Exercise task: Using the listing below, select the lines with the word "here" and copy them.

Data to use:
================================

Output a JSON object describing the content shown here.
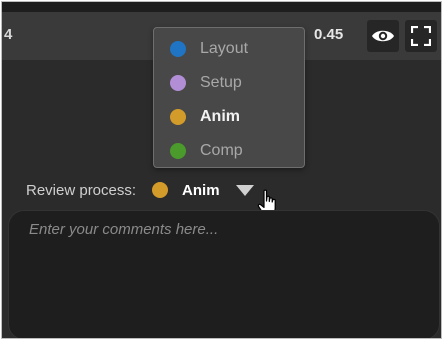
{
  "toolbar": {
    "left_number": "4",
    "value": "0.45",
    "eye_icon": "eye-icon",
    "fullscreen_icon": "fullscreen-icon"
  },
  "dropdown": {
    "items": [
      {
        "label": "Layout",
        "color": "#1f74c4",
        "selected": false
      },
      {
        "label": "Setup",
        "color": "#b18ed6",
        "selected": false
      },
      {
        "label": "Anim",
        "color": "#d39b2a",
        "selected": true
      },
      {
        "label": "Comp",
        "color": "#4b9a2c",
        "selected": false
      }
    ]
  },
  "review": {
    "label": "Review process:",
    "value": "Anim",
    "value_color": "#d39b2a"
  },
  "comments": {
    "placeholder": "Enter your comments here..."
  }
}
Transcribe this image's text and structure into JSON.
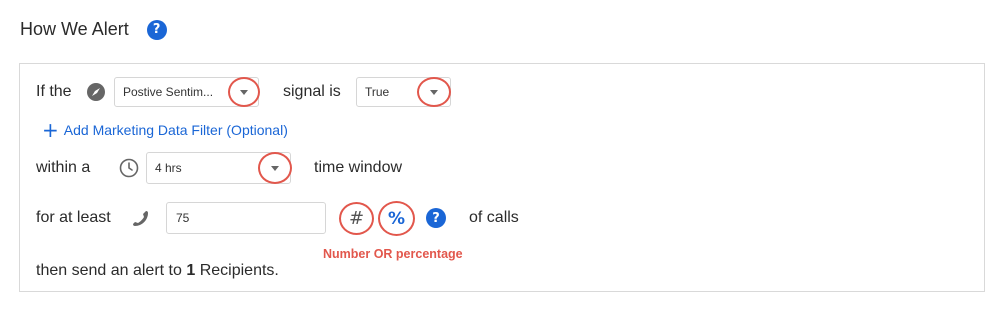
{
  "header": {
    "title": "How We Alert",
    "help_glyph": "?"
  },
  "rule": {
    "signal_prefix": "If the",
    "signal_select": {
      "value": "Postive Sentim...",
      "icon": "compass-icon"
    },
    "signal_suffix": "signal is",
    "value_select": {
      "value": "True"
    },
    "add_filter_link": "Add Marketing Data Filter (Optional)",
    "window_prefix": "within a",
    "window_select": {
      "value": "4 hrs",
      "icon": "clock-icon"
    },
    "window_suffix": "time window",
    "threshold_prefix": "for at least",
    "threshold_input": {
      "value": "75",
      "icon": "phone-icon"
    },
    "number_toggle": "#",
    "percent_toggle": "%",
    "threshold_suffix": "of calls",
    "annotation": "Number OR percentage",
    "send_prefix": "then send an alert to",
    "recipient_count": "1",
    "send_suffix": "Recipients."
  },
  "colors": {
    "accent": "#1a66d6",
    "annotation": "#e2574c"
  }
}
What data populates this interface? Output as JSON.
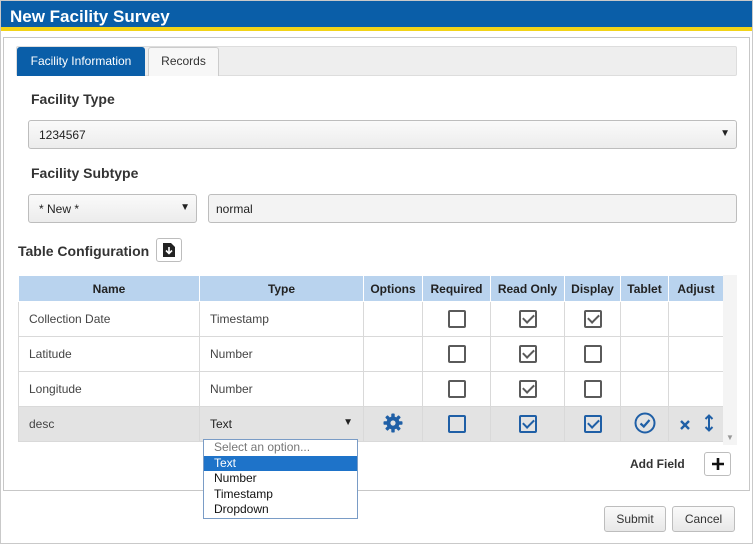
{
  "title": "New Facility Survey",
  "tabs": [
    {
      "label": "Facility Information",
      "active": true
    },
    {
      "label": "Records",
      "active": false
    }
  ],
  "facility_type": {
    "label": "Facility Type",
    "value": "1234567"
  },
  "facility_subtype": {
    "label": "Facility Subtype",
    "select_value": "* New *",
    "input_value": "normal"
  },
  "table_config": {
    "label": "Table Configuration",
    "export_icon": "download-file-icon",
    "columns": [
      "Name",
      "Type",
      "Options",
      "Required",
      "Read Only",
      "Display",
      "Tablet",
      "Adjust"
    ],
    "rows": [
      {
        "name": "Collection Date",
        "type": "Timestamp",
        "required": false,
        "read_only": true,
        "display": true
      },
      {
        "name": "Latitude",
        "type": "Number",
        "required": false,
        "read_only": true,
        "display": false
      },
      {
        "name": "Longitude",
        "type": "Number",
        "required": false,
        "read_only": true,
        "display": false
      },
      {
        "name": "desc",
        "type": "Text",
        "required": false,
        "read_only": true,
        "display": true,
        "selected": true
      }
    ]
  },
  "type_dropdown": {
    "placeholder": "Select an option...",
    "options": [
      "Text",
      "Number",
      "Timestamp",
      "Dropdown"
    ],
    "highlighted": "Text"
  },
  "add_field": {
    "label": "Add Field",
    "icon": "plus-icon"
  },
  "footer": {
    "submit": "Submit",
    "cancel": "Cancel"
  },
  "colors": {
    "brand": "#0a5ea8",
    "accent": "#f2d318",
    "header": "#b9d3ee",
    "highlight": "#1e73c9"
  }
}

================================

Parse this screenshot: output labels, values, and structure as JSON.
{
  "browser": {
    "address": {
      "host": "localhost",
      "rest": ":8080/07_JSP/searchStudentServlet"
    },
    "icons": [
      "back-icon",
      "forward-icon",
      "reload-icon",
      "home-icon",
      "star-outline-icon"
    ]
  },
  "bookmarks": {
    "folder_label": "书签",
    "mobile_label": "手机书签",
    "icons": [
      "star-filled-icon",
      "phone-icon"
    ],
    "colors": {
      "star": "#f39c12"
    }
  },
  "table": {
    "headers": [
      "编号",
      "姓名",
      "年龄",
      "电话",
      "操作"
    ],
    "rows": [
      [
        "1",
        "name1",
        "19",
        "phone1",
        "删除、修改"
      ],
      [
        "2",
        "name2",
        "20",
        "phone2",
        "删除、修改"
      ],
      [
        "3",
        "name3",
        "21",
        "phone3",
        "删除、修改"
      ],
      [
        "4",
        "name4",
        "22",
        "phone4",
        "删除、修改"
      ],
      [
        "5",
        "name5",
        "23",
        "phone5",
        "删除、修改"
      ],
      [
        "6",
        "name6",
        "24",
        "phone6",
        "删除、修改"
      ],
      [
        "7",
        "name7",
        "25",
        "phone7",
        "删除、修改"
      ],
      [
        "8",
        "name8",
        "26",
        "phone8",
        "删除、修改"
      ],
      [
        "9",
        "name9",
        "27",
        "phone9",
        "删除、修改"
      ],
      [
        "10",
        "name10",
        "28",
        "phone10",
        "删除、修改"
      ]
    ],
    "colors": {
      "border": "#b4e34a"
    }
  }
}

================================

Answer for this exercise:
Output a JSON object describing the content shown here.
    "placeholder": "Enter your comments here..."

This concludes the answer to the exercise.